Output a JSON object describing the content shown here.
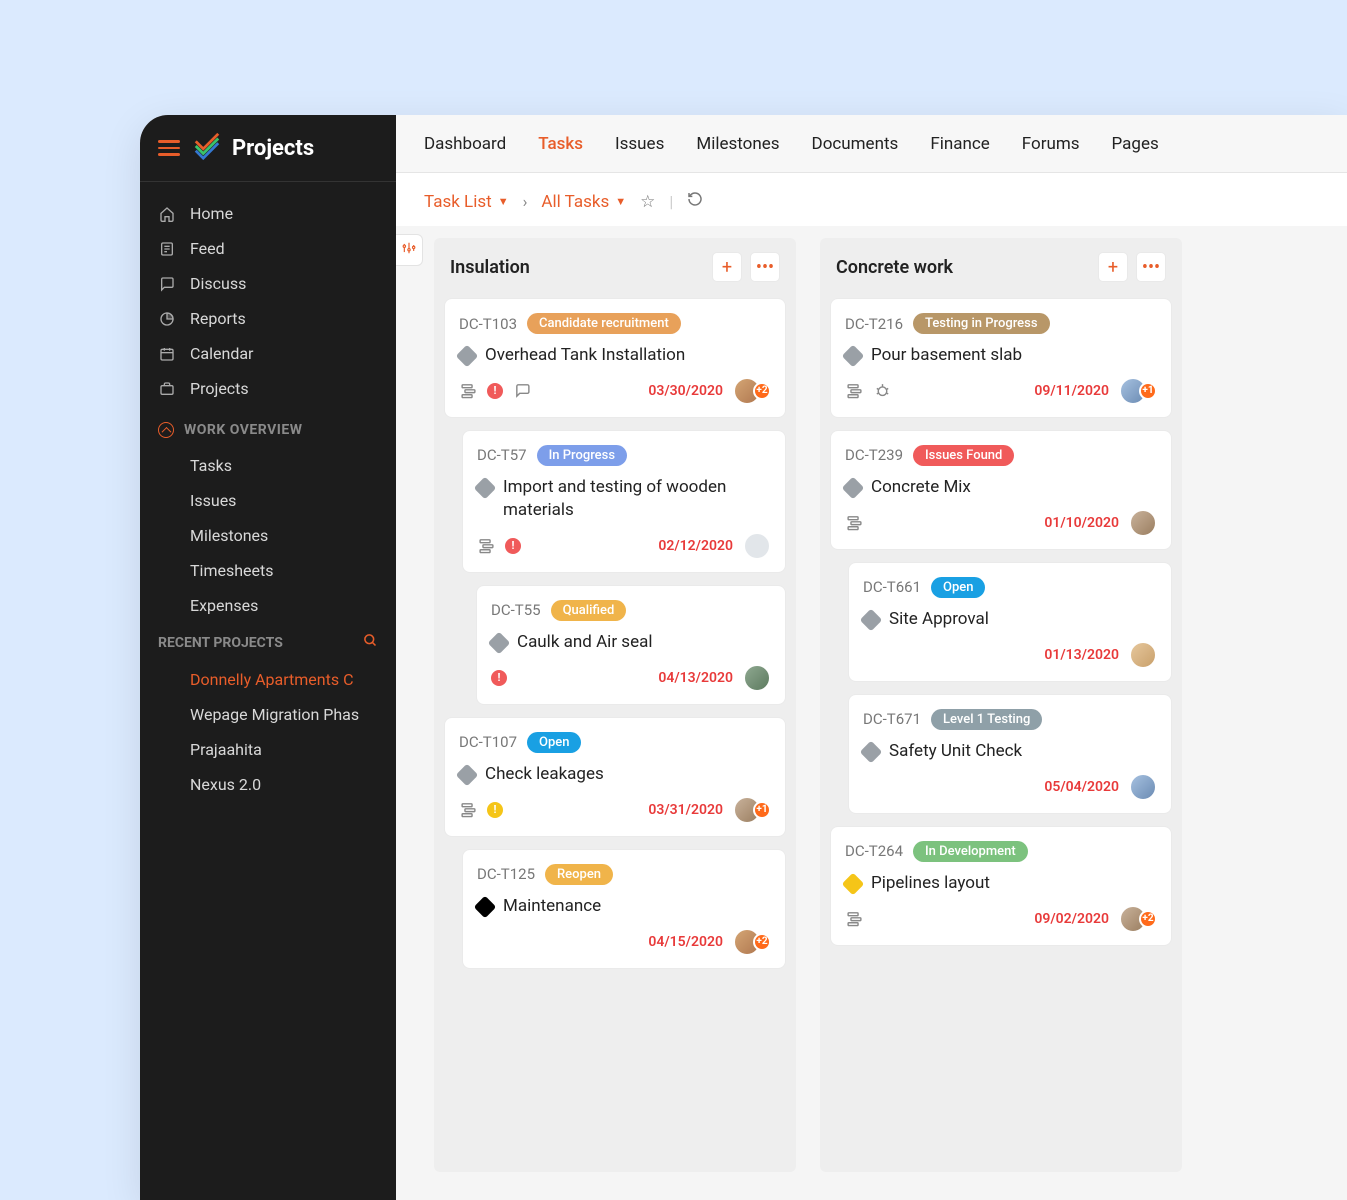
{
  "app_title": "Projects",
  "sidebar": {
    "main_items": [
      {
        "icon": "home",
        "label": "Home"
      },
      {
        "icon": "feed",
        "label": "Feed"
      },
      {
        "icon": "chat",
        "label": "Discuss"
      },
      {
        "icon": "reports",
        "label": "Reports"
      },
      {
        "icon": "calendar",
        "label": "Calendar"
      },
      {
        "icon": "projects",
        "label": "Projects"
      }
    ],
    "work_overview_title": "WORK OVERVIEW",
    "work_items": [
      "Tasks",
      "Issues",
      "Milestones",
      "Timesheets",
      "Expenses"
    ],
    "recent_title": "RECENT PROJECTS",
    "recent_items": [
      {
        "label": "Donnelly Apartments C",
        "active": true
      },
      {
        "label": "Wepage Migration Phas",
        "active": false
      },
      {
        "label": "Prajaahita",
        "active": false
      },
      {
        "label": "Nexus 2.0",
        "active": false
      }
    ]
  },
  "topnav": [
    "Dashboard",
    "Tasks",
    "Issues",
    "Milestones",
    "Documents",
    "Finance",
    "Forums",
    "Pages"
  ],
  "topnav_active": "Tasks",
  "breadcrumb": {
    "first": "Task List",
    "second": "All Tasks"
  },
  "columns": [
    {
      "title": "Insulation",
      "cards": [
        {
          "indent": 0,
          "id": "DC-T103",
          "status": {
            "label": "Candidate recruitment",
            "color": "#e8a15a"
          },
          "priority": "gray",
          "title": "Overhead Tank Installation",
          "icons": [
            "subtask",
            "flag-red",
            "comment"
          ],
          "due": "03/30/2020",
          "avatars": [
            "a2"
          ],
          "more": "+2"
        },
        {
          "indent": 1,
          "id": "DC-T57",
          "status": {
            "label": "In Progress",
            "color": "#7d9eea"
          },
          "priority": "gray",
          "title": "Import and testing of wooden materials",
          "icons": [
            "subtask",
            "flag-red"
          ],
          "due": "02/12/2020",
          "avatars": [
            "ph"
          ],
          "more": null
        },
        {
          "indent": 2,
          "id": "DC-T55",
          "status": {
            "label": "Qualified",
            "color": "#f0b44a"
          },
          "priority": "gray",
          "title": "Caulk and Air seal",
          "icons": [
            "flag-red"
          ],
          "due": "04/13/2020",
          "avatars": [
            "a3"
          ],
          "more": null
        },
        {
          "indent": 0,
          "id": "DC-T107",
          "status": {
            "label": "Open",
            "color": "#19a0e3"
          },
          "priority": "gray",
          "title": "Check leakages",
          "icons": [
            "subtask",
            "flag-yellow"
          ],
          "due": "03/31/2020",
          "avatars": [
            "a4"
          ],
          "more": "+1"
        },
        {
          "indent": 1,
          "id": "DC-T125",
          "status": {
            "label": "Reopen",
            "color": "#f0b44a"
          },
          "priority": "black",
          "title": "Maintenance",
          "icons": [],
          "due": "04/15/2020",
          "avatars": [
            "a2"
          ],
          "more": "+2"
        }
      ]
    },
    {
      "title": "Concrete work",
      "cards": [
        {
          "indent": 0,
          "id": "DC-T216",
          "status": {
            "label": "Testing in Progress",
            "color": "#b89768"
          },
          "priority": "gray",
          "title": "Pour basement slab",
          "icons": [
            "subtask",
            "bug"
          ],
          "due": "09/11/2020",
          "avatars": [
            "a6"
          ],
          "more": "+1"
        },
        {
          "indent": 0,
          "id": "DC-T239",
          "status": {
            "label": "Issues Found",
            "color": "#f05a5a"
          },
          "priority": "gray",
          "title": "Concrete Mix",
          "icons": [
            "subtask"
          ],
          "due": "01/10/2020",
          "avatars": [
            "a4"
          ],
          "more": null
        },
        {
          "indent": 1,
          "id": "DC-T661",
          "status": {
            "label": "Open",
            "color": "#19a0e3"
          },
          "priority": "gray",
          "title": "Site Approval",
          "icons": [],
          "due": "01/13/2020",
          "avatars": [
            "a5"
          ],
          "more": null
        },
        {
          "indent": 1,
          "id": "DC-T671",
          "status": {
            "label": "Level 1 Testing",
            "color": "#8fa0a8"
          },
          "priority": "gray",
          "title": "Safety Unit Check",
          "icons": [],
          "due": "05/04/2020",
          "avatars": [
            "a6"
          ],
          "more": null
        },
        {
          "indent": 0,
          "id": "DC-T264",
          "status": {
            "label": "In Development",
            "color": "#7cc27e"
          },
          "priority": "yellow",
          "title": "Pipelines layout",
          "icons": [
            "subtask"
          ],
          "due": "09/02/2020",
          "avatars": [
            "a4"
          ],
          "more": "+2"
        }
      ]
    }
  ]
}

▶ _Required work_:
Filter the data, keeping only the lines that contain "Concrete".

▶ _Exercise output_:
      "title": "Concrete work",
          "title": "Concrete Mix",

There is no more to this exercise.